■ AIM OF THE TASK
From the listing below, return each line that includes "числе".

■ GIVEN DATA

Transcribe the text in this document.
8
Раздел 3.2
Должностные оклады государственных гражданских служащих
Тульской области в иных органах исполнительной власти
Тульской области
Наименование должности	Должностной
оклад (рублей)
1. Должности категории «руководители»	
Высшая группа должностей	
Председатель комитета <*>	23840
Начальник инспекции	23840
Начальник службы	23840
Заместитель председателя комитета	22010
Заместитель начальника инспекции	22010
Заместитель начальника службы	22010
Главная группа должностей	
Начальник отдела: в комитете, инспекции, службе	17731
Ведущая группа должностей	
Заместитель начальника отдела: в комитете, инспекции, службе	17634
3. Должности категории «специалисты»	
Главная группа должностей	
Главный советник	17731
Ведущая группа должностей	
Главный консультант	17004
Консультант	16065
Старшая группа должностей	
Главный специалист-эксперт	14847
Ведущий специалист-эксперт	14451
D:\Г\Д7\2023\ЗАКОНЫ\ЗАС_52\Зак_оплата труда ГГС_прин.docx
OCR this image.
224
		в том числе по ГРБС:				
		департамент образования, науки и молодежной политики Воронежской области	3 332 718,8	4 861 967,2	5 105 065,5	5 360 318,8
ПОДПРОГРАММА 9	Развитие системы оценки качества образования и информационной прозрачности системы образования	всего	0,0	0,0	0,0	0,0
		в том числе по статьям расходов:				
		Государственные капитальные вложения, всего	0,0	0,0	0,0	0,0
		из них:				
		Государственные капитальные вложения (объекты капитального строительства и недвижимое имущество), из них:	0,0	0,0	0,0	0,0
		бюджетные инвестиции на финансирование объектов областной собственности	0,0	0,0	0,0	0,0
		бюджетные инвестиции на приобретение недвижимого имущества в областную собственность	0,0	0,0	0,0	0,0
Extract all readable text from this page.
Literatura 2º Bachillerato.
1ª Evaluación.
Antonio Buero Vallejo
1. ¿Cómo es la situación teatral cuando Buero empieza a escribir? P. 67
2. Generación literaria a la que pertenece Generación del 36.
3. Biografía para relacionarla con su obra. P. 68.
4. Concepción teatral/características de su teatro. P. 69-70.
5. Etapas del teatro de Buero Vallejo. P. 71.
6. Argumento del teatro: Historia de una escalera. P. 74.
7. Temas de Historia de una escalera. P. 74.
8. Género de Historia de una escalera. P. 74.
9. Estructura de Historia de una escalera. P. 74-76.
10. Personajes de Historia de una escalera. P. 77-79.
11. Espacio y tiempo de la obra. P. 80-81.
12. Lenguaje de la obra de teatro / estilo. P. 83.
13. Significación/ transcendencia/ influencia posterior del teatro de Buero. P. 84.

■ ANSWER
		в том числе по ГРБС:				
		в том числе по статьям расходов:				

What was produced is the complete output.